▶ _Exercise objective_:
Your task is to repeat the entries underneath exactly, minus the pictures.
-------- Given records
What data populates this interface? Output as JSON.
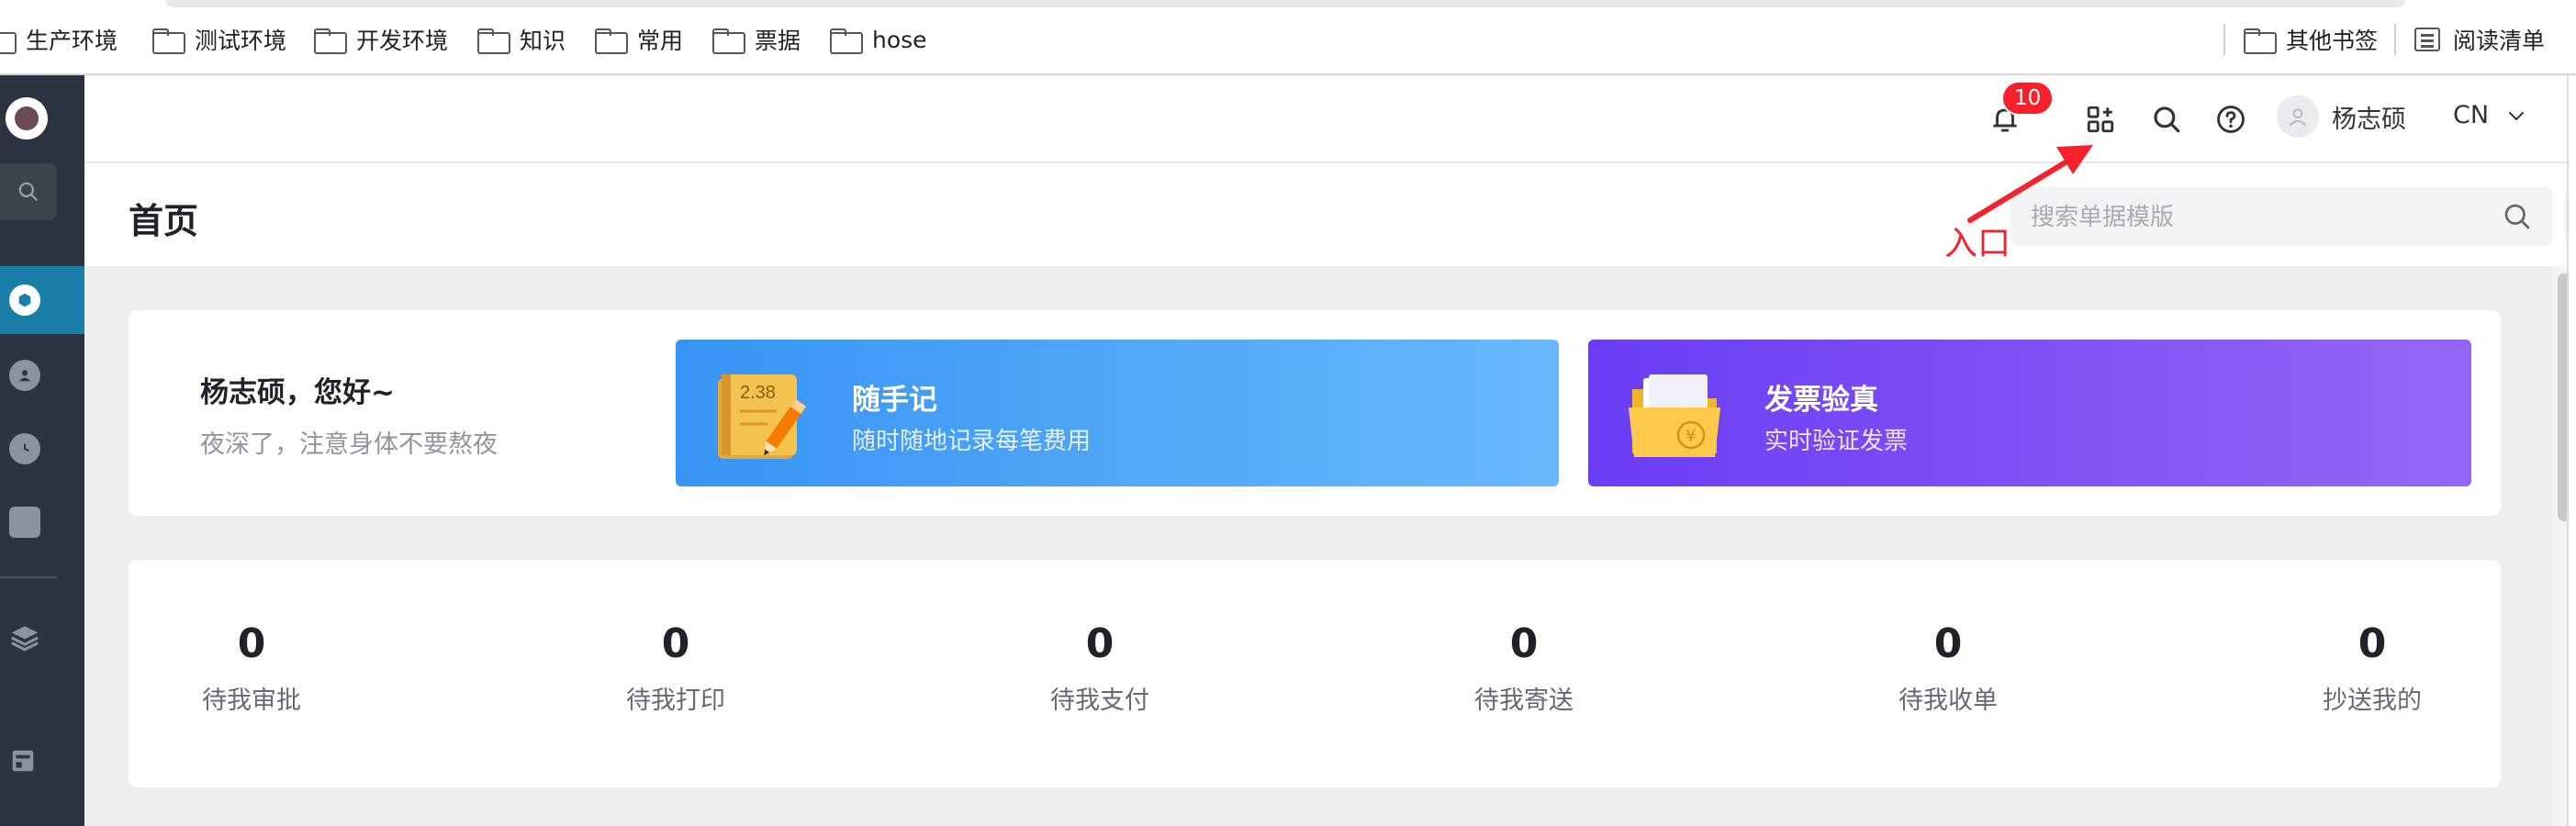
{
  "bookmarks": {
    "items": [
      "生产环境",
      "测试环境",
      "开发环境",
      "知识",
      "常用",
      "票据",
      "hose"
    ],
    "other_label": "其他书签",
    "reading_label": "阅读清单"
  },
  "header": {
    "notification_count": "10",
    "user_name": "杨志硕",
    "language": "CN"
  },
  "page": {
    "title": "首页",
    "search_placeholder": "搜索单据模版"
  },
  "annotation": {
    "label": "入口",
    "color": "#f5222d"
  },
  "welcome": {
    "name_line": "杨志硕，您好~",
    "subtitle": "夜深了，注意身体不要熬夜"
  },
  "promos": [
    {
      "title": "随手记",
      "subtitle": "随时随地记录每笔费用",
      "icon_text": "2.38"
    },
    {
      "title": "发票验真",
      "subtitle": "实时验证发票",
      "icon_text": "¥"
    }
  ],
  "stats": [
    {
      "value": "0",
      "label": "待我审批"
    },
    {
      "value": "0",
      "label": "待我打印"
    },
    {
      "value": "0",
      "label": "待我支付"
    },
    {
      "value": "0",
      "label": "待我寄送"
    },
    {
      "value": "0",
      "label": "待我收单"
    },
    {
      "value": "0",
      "label": "抄送我的"
    }
  ],
  "colors": {
    "nav_bg": "#2b3440",
    "nav_active": "#1a7fa8",
    "badge": "#f5222d",
    "promo_blue": "#3794f4",
    "promo_purple": "#6a3df5"
  }
}
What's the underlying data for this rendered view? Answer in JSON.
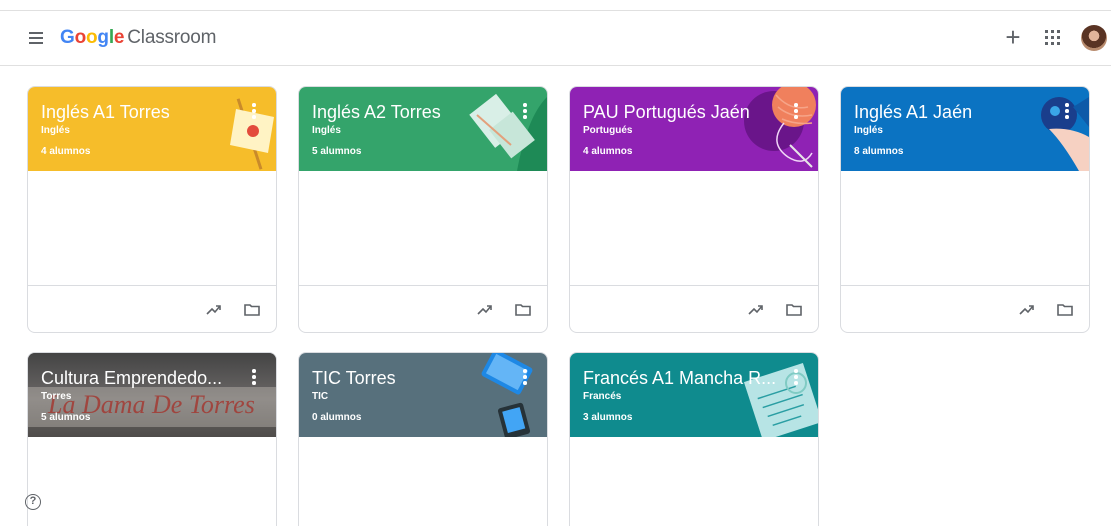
{
  "header": {
    "logo_google": "Google",
    "logo_product": "Classroom",
    "add_label": "+"
  },
  "help_label": "?",
  "classes": [
    {
      "title": "Inglés A1 Torres",
      "subject": "Inglés",
      "students": "4 alumnos",
      "color": "#f6bd2a"
    },
    {
      "title": "Inglés A2 Torres",
      "subject": "Inglés",
      "students": "5 alumnos",
      "color": "#34a46b"
    },
    {
      "title": "PAU Portugués Jaén",
      "subject": "Portugués",
      "students": "4 alumnos",
      "color": "#8f22b4"
    },
    {
      "title": "Inglés A1 Jaén",
      "subject": "Inglés",
      "students": "8 alumnos",
      "color": "#0b73c2"
    },
    {
      "title": "Cultura Emprendedo...",
      "subject": "Torres",
      "students": "5 alumnos",
      "color": "#5a5756",
      "image_text": "La Dama De Torres"
    },
    {
      "title": "TIC Torres",
      "subject": "TIC",
      "students": "0 alumnos",
      "color": "#57707c"
    },
    {
      "title": "Francés A1 Mancha R...",
      "subject": "Francés",
      "students": "3 alumnos",
      "color": "#0f8b8e"
    }
  ]
}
----------------
▶ _Response to this exercise_:
What data populates this interface? Output as JSON.
{
  "bookmarks": {
    "items": [
      "生产环境",
      "测试环境",
      "开发环境",
      "知识",
      "常用",
      "票据",
      "hose"
    ],
    "other_label": "其他书签",
    "reading_label": "阅读清单"
  },
  "header": {
    "notification_count": "10",
    "user_name": "杨志硕",
    "language": "CN"
  },
  "page": {
    "title": "首页",
    "search_placeholder": "搜索单据模版"
  },
  "annotation": {
    "label": "入口",
    "color": "#f5222d"
  },
  "welcome": {
    "name_line": "杨志硕，您好~",
    "subtitle": "夜深了，注意身体不要熬夜"
  },
  "promos": [
    {
      "title": "随手记",
      "subtitle": "随时随地记录每笔费用",
      "icon_text": "2.38"
    },
    {
      "title": "发票验真",
      "subtitle": "实时验证发票",
      "icon_text": "¥"
    }
  ],
  "stats": [
    {
      "value": "0",
      "label": "待我审批"
    },
    {
      "value": "0",
      "label": "待我打印"
    },
    {
      "value": "0",
      "label": "待我支付"
    },
    {
      "value": "0",
      "label": "待我寄送"
    },
    {
      "value": "0",
      "label": "待我收单"
    },
    {
      "value": "0",
      "label": "抄送我的"
    }
  ],
  "colors": {
    "nav_bg": "#2b3440",
    "nav_active": "#1a7fa8",
    "badge": "#f5222d",
    "promo_blue": "#3794f4",
    "promo_purple": "#6a3df5"
  }
}
What's the underlying data for this rendered view? Answer in JSON.
{
  "header": {
    "logo_google": "Google",
    "logo_product": "Classroom",
    "add_label": "+"
  },
  "help_label": "?",
  "classes": [
    {
      "title": "Inglés A1 Torres",
      "subject": "Inglés",
      "students": "4 alumnos",
      "color": "#f6bd2a"
    },
    {
      "title": "Inglés A2 Torres",
      "subject": "Inglés",
      "students": "5 alumnos",
      "color": "#34a46b"
    },
    {
      "title": "PAU Portugués Jaén",
      "subject": "Portugués",
      "students": "4 alumnos",
      "color": "#8f22b4"
    },
    {
      "title": "Inglés A1 Jaén",
      "subject": "Inglés",
      "students": "8 alumnos",
      "color": "#0b73c2"
    },
    {
      "title": "Cultura Emprendedo...",
      "subject": "Torres",
      "students": "5 alumnos",
      "color": "#5a5756",
      "image_text": "La Dama De Torres"
    },
    {
      "title": "TIC Torres",
      "subject": "TIC",
      "students": "0 alumnos",
      "color": "#57707c"
    },
    {
      "title": "Francés A1 Mancha R...",
      "subject": "Francés",
      "students": "3 alumnos",
      "color": "#0f8b8e"
    }
  ]
}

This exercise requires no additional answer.